- [Aim of the task] Every entry must be copied word for word.
....................
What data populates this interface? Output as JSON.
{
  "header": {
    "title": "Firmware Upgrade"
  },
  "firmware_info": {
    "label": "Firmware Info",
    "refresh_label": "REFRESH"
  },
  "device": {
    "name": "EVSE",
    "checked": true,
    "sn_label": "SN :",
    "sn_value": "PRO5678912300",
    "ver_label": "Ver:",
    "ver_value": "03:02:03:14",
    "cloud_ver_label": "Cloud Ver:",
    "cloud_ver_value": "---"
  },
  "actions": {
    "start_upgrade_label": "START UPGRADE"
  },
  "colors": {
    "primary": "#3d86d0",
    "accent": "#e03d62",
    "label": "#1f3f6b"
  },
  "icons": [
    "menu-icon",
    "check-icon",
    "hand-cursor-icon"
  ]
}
....................
- [Written response]
What data populates this interface? Output as JSON.
{
  "header": {
    "title": "Firmware Upgrade"
  },
  "firmware_info": {
    "label": "Firmware Info",
    "refresh_label": "REFRESH"
  },
  "device": {
    "name": "EVSE",
    "checked": true,
    "sn_label": "SN :",
    "sn_value": "PRO5678912300",
    "ver_label": "Ver:",
    "ver_value": "03:02:03:14",
    "cloud_ver_label": "Cloud Ver:",
    "cloud_ver_value": "---"
  },
  "actions": {
    "start_upgrade_label": "START UPGRADE"
  },
  "colors": {
    "primary": "#3d86d0",
    "accent": "#e03d62",
    "label": "#1f3f6b"
  },
  "icons": [
    "menu-icon",
    "check-icon",
    "hand-cursor-icon"
  ]
}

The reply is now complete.